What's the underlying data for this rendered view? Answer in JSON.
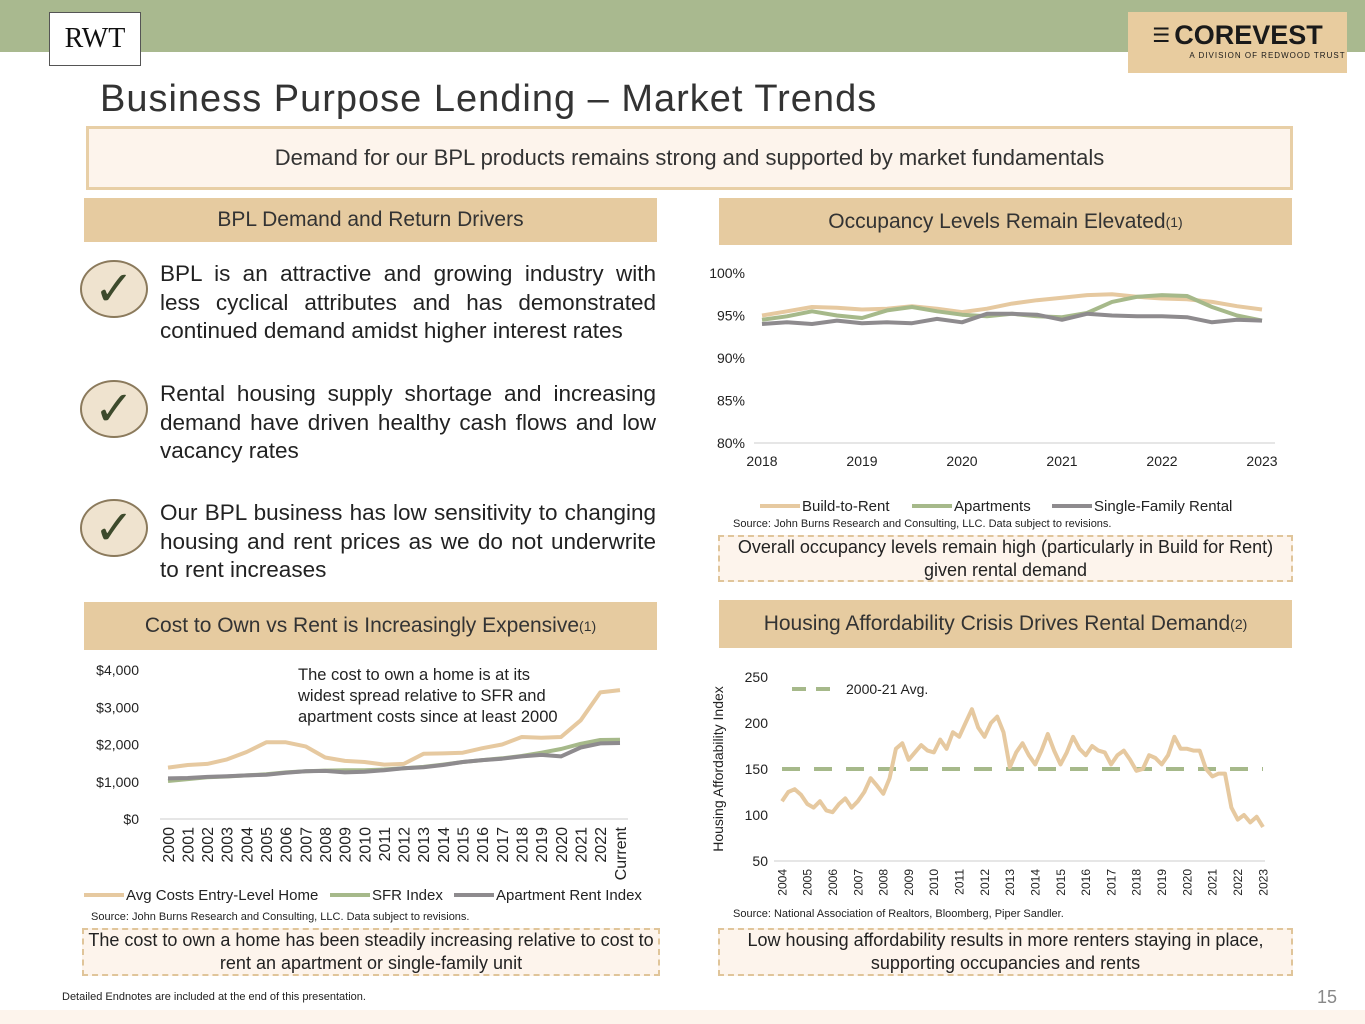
{
  "header": {
    "rwt_logo": "RWT",
    "corevest_logo": "COREVEST",
    "corevest_tagline": "A DIVISION OF REDWOOD TRUST",
    "title": "Business Purpose Lending – Market Trends"
  },
  "banner": "Demand for our BPL products remains strong and supported by market fundamentals",
  "sections": {
    "drivers": {
      "title": "BPL Demand and Return Drivers",
      "bullets": [
        "BPL is an attractive and growing industry with less cyclical attributes and has demonstrated continued demand amidst higher interest rates",
        "Rental housing supply shortage and increasing demand have driven healthy cash flows and low vacancy rates",
        "Our BPL business has low sensitivity to changing housing and rent prices as we do not underwrite to rent increases"
      ]
    },
    "occupancy": {
      "title": "Occupancy Levels Remain Elevated",
      "sup": "(1)",
      "source": "Source: John Burns Research and Consulting, LLC. Data subject to revisions.",
      "callout": "Overall occupancy levels remain high (particularly in Build for Rent) given rental demand"
    },
    "cost": {
      "title": "Cost to Own vs Rent is Increasingly Expensive",
      "sup": "(1)",
      "source": "Source: John Burns Research and Consulting, LLC. Data subject to revisions.",
      "callout": "The cost to own a home has been steadily increasing relative to cost to rent an apartment or single-family unit"
    },
    "affordability": {
      "title": "Housing Affordability Crisis Drives Rental Demand",
      "sup": "(2)",
      "source": "Source: National Association of Realtors, Bloomberg, Piper Sandler.",
      "callout": "Low housing affordability results in more renters staying in place, supporting occupancies and rents"
    }
  },
  "footer": {
    "note": "Detailed Endnotes are included at the end of this presentation.",
    "page": "15"
  },
  "colors": {
    "tan": "#e6c9a0",
    "green": "#a6b98a",
    "gray": "#8e8b8e"
  },
  "chart_data": [
    {
      "type": "line",
      "id": "occ",
      "ylim": [
        80,
        100
      ],
      "yticks": [
        "80%",
        "85%",
        "90%",
        "95%",
        "100%"
      ],
      "ytick_values": [
        80,
        85,
        90,
        95,
        100
      ],
      "xlim": [
        2018,
        2023
      ],
      "xticks": [
        "2018",
        "2019",
        "2020",
        "2021",
        "2022",
        "2023"
      ],
      "xtick_values": [
        2018,
        2019,
        2020,
        2021,
        2022,
        2023
      ],
      "x_step": 0.25,
      "series": [
        {
          "name": "Build-to-Rent",
          "color": "#e6c9a0",
          "values": [
            95,
            95.5,
            96,
            95.9,
            95.7,
            95.8,
            96.1,
            95.8,
            95.4,
            95.8,
            96.4,
            96.8,
            97.1,
            97.4,
            97.5,
            97.2,
            97,
            96.9,
            96.6,
            96.1,
            95.7
          ]
        },
        {
          "name": "Apartments",
          "color": "#a6b98a",
          "values": [
            94.5,
            94.9,
            95.5,
            95,
            94.7,
            95.6,
            96,
            95.5,
            95.1,
            94.9,
            95.2,
            94.9,
            94.8,
            95.3,
            96.6,
            97.2,
            97.4,
            97.3,
            96,
            95,
            94.4
          ]
        },
        {
          "name": "Single-Family Rental",
          "color": "#8e8b8e",
          "values": [
            94,
            94.2,
            94,
            94.4,
            94.1,
            94.2,
            94.1,
            94.6,
            94.2,
            95.2,
            95.2,
            95.1,
            94.5,
            95.2,
            95,
            94.9,
            94.9,
            94.8,
            94.2,
            94.5,
            94.4
          ]
        }
      ]
    },
    {
      "type": "line",
      "id": "cost",
      "ylim": [
        0,
        4000
      ],
      "yticks": [
        "$0",
        "$1,000",
        "$2,000",
        "$3,000",
        "$4,000"
      ],
      "ytick_values": [
        0,
        1000,
        2000,
        3000,
        4000
      ],
      "categories": [
        "2000",
        "2001",
        "2002",
        "2003",
        "2004",
        "2005",
        "2006",
        "2007",
        "2008",
        "2009",
        "2010",
        "2011",
        "2012",
        "2013",
        "2014",
        "2015",
        "2016",
        "2017",
        "2018",
        "2019",
        "2020",
        "2021",
        "2022",
        "Current"
      ],
      "annotation": "The cost to own a home is at its widest spread relative to SFR and apartment costs since at least 2000",
      "series": [
        {
          "name": "Avg Costs Entry-Level Home",
          "color": "#e6c9a0",
          "values": [
            1380,
            1450,
            1480,
            1600,
            1800,
            2060,
            2060,
            1950,
            1650,
            1560,
            1530,
            1460,
            1480,
            1750,
            1760,
            1780,
            1900,
            2000,
            2200,
            2180,
            2200,
            2650,
            3400,
            3460
          ]
        },
        {
          "name": "SFR Index",
          "color": "#a6b98a",
          "values": [
            1020,
            1070,
            1120,
            1140,
            1170,
            1200,
            1250,
            1280,
            1300,
            1310,
            1310,
            1330,
            1360,
            1400,
            1460,
            1530,
            1580,
            1630,
            1690,
            1780,
            1880,
            2020,
            2120,
            2130
          ]
        },
        {
          "name": "Apartment Rent Index",
          "color": "#8e8b8e",
          "values": [
            1090,
            1100,
            1130,
            1150,
            1170,
            1190,
            1240,
            1280,
            1290,
            1250,
            1270,
            1310,
            1360,
            1390,
            1450,
            1530,
            1580,
            1620,
            1680,
            1720,
            1680,
            1920,
            2030,
            2040
          ]
        }
      ]
    },
    {
      "type": "line",
      "id": "aff",
      "ylabel": "Housing Affordability Index",
      "ylim": [
        50,
        250
      ],
      "yticks": [
        "50",
        "100",
        "150",
        "200",
        "250"
      ],
      "ytick_values": [
        50,
        100,
        150,
        200,
        250
      ],
      "xlim": [
        2004,
        2023
      ],
      "xticks": [
        "2004",
        "2005",
        "2006",
        "2007",
        "2008",
        "2009",
        "2010",
        "2011",
        "2012",
        "2013",
        "2014",
        "2015",
        "2016",
        "2017",
        "2018",
        "2019",
        "2020",
        "2021",
        "2022",
        "2023"
      ],
      "xtick_values": [
        2004,
        2005,
        2006,
        2007,
        2008,
        2009,
        2010,
        2011,
        2012,
        2013,
        2014,
        2015,
        2016,
        2017,
        2018,
        2019,
        2020,
        2021,
        2022,
        2023
      ],
      "x_step": 0.25,
      "reference": {
        "name": "2000-21 Avg.",
        "value": 150,
        "color": "#a6b98a"
      },
      "series": [
        {
          "name": "Housing Affordability Index",
          "color": "#e6c9a0",
          "values": [
            115,
            125,
            128,
            122,
            112,
            108,
            115,
            105,
            103,
            112,
            118,
            108,
            115,
            125,
            140,
            132,
            123,
            140,
            172,
            178,
            160,
            168,
            176,
            170,
            168,
            182,
            172,
            190,
            185,
            200,
            215,
            195,
            185,
            200,
            207,
            190,
            152,
            168,
            178,
            165,
            155,
            170,
            188,
            170,
            155,
            168,
            185,
            172,
            165,
            175,
            170,
            168,
            155,
            165,
            170,
            160,
            148,
            150,
            165,
            162,
            155,
            165,
            185,
            172,
            172,
            170,
            170,
            150,
            142,
            145,
            145,
            108,
            95,
            100,
            92,
            98,
            87
          ]
        }
      ]
    }
  ]
}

┄┄┄┄┄┄┄┄┄┄

§ YOUR INSTRUCTIONS: Exclude the pictures and transcribe all of the entries exactly.

§ TASK ANSWER:
What's the underlying data for this rendered view? Answer in JSON.
{
  "header": {
    "rwt_logo": "RWT",
    "corevest_logo": "COREVEST",
    "corevest_tagline": "A DIVISION OF REDWOOD TRUST",
    "title": "Business Purpose Lending – Market Trends"
  },
  "banner": "Demand for our BPL products remains strong and supported by market fundamentals",
  "sections": {
    "drivers": {
      "title": "BPL Demand and Return Drivers",
      "bullets": [
        "BPL is an attractive and growing industry with less cyclical attributes and has demonstrated continued demand amidst higher interest rates",
        "Rental housing supply shortage and increasing demand have driven healthy cash flows and low vacancy rates",
        "Our BPL business has low sensitivity to changing housing and rent prices as we do not underwrite to rent increases"
      ]
    },
    "occupancy": {
      "title": "Occupancy Levels Remain Elevated",
      "sup": "(1)",
      "source": "Source: John Burns Research and Consulting, LLC. Data subject to revisions.",
      "callout": "Overall occupancy levels remain high (particularly in Build for Rent) given rental demand"
    },
    "cost": {
      "title": "Cost to Own vs Rent is Increasingly Expensive",
      "sup": "(1)",
      "source": "Source: John Burns Research and Consulting, LLC. Data subject to revisions.",
      "callout": "The cost to own a home has been steadily increasing relative to cost to rent an apartment or single-family unit"
    },
    "affordability": {
      "title": "Housing Affordability Crisis Drives Rental Demand",
      "sup": "(2)",
      "source": "Source: National Association of Realtors, Bloomberg, Piper Sandler.",
      "callout": "Low housing affordability results in more renters staying in place, supporting occupancies and rents"
    }
  },
  "footer": {
    "note": "Detailed Endnotes are included at the end of this presentation.",
    "page": "15"
  },
  "colors": {
    "tan": "#e6c9a0",
    "green": "#a6b98a",
    "gray": "#8e8b8e"
  },
  "chart_data": [
    {
      "type": "line",
      "id": "occ",
      "ylim": [
        80,
        100
      ],
      "yticks": [
        "80%",
        "85%",
        "90%",
        "95%",
        "100%"
      ],
      "ytick_values": [
        80,
        85,
        90,
        95,
        100
      ],
      "xlim": [
        2018,
        2023
      ],
      "xticks": [
        "2018",
        "2019",
        "2020",
        "2021",
        "2022",
        "2023"
      ],
      "xtick_values": [
        2018,
        2019,
        2020,
        2021,
        2022,
        2023
      ],
      "x_step": 0.25,
      "series": [
        {
          "name": "Build-to-Rent",
          "color": "#e6c9a0",
          "values": [
            95,
            95.5,
            96,
            95.9,
            95.7,
            95.8,
            96.1,
            95.8,
            95.4,
            95.8,
            96.4,
            96.8,
            97.1,
            97.4,
            97.5,
            97.2,
            97,
            96.9,
            96.6,
            96.1,
            95.7
          ]
        },
        {
          "name": "Apartments",
          "color": "#a6b98a",
          "values": [
            94.5,
            94.9,
            95.5,
            95,
            94.7,
            95.6,
            96,
            95.5,
            95.1,
            94.9,
            95.2,
            94.9,
            94.8,
            95.3,
            96.6,
            97.2,
            97.4,
            97.3,
            96,
            95,
            94.4
          ]
        },
        {
          "name": "Single-Family Rental",
          "color": "#8e8b8e",
          "values": [
            94,
            94.2,
            94,
            94.4,
            94.1,
            94.2,
            94.1,
            94.6,
            94.2,
            95.2,
            95.2,
            95.1,
            94.5,
            95.2,
            95,
            94.9,
            94.9,
            94.8,
            94.2,
            94.5,
            94.4
          ]
        }
      ]
    },
    {
      "type": "line",
      "id": "cost",
      "ylim": [
        0,
        4000
      ],
      "yticks": [
        "$0",
        "$1,000",
        "$2,000",
        "$3,000",
        "$4,000"
      ],
      "ytick_values": [
        0,
        1000,
        2000,
        3000,
        4000
      ],
      "categories": [
        "2000",
        "2001",
        "2002",
        "2003",
        "2004",
        "2005",
        "2006",
        "2007",
        "2008",
        "2009",
        "2010",
        "2011",
        "2012",
        "2013",
        "2014",
        "2015",
        "2016",
        "2017",
        "2018",
        "2019",
        "2020",
        "2021",
        "2022",
        "Current"
      ],
      "annotation": "The cost to own a home is at its widest spread relative to SFR and apartment costs since at least 2000",
      "series": [
        {
          "name": "Avg Costs Entry-Level Home",
          "color": "#e6c9a0",
          "values": [
            1380,
            1450,
            1480,
            1600,
            1800,
            2060,
            2060,
            1950,
            1650,
            1560,
            1530,
            1460,
            1480,
            1750,
            1760,
            1780,
            1900,
            2000,
            2200,
            2180,
            2200,
            2650,
            3400,
            3460
          ]
        },
        {
          "name": "SFR Index",
          "color": "#a6b98a",
          "values": [
            1020,
            1070,
            1120,
            1140,
            1170,
            1200,
            1250,
            1280,
            1300,
            1310,
            1310,
            1330,
            1360,
            1400,
            1460,
            1530,
            1580,
            1630,
            1690,
            1780,
            1880,
            2020,
            2120,
            2130
          ]
        },
        {
          "name": "Apartment Rent Index",
          "color": "#8e8b8e",
          "values": [
            1090,
            1100,
            1130,
            1150,
            1170,
            1190,
            1240,
            1280,
            1290,
            1250,
            1270,
            1310,
            1360,
            1390,
            1450,
            1530,
            1580,
            1620,
            1680,
            1720,
            1680,
            1920,
            2030,
            2040
          ]
        }
      ]
    },
    {
      "type": "line",
      "id": "aff",
      "ylabel": "Housing Affordability Index",
      "ylim": [
        50,
        250
      ],
      "yticks": [
        "50",
        "100",
        "150",
        "200",
        "250"
      ],
      "ytick_values": [
        50,
        100,
        150,
        200,
        250
      ],
      "xlim": [
        2004,
        2023
      ],
      "xticks": [
        "2004",
        "2005",
        "2006",
        "2007",
        "2008",
        "2009",
        "2010",
        "2011",
        "2012",
        "2013",
        "2014",
        "2015",
        "2016",
        "2017",
        "2018",
        "2019",
        "2020",
        "2021",
        "2022",
        "2023"
      ],
      "xtick_values": [
        2004,
        2005,
        2006,
        2007,
        2008,
        2009,
        2010,
        2011,
        2012,
        2013,
        2014,
        2015,
        2016,
        2017,
        2018,
        2019,
        2020,
        2021,
        2022,
        2023
      ],
      "x_step": 0.25,
      "reference": {
        "name": "2000-21 Avg.",
        "value": 150,
        "color": "#a6b98a"
      },
      "series": [
        {
          "name": "Housing Affordability Index",
          "color": "#e6c9a0",
          "values": [
            115,
            125,
            128,
            122,
            112,
            108,
            115,
            105,
            103,
            112,
            118,
            108,
            115,
            125,
            140,
            132,
            123,
            140,
            172,
            178,
            160,
            168,
            176,
            170,
            168,
            182,
            172,
            190,
            185,
            200,
            215,
            195,
            185,
            200,
            207,
            190,
            152,
            168,
            178,
            165,
            155,
            170,
            188,
            170,
            155,
            168,
            185,
            172,
            165,
            175,
            170,
            168,
            155,
            165,
            170,
            160,
            148,
            150,
            165,
            162,
            155,
            165,
            185,
            172,
            172,
            170,
            170,
            150,
            142,
            145,
            145,
            108,
            95,
            100,
            92,
            98,
            87
          ]
        }
      ]
    }
  ]
}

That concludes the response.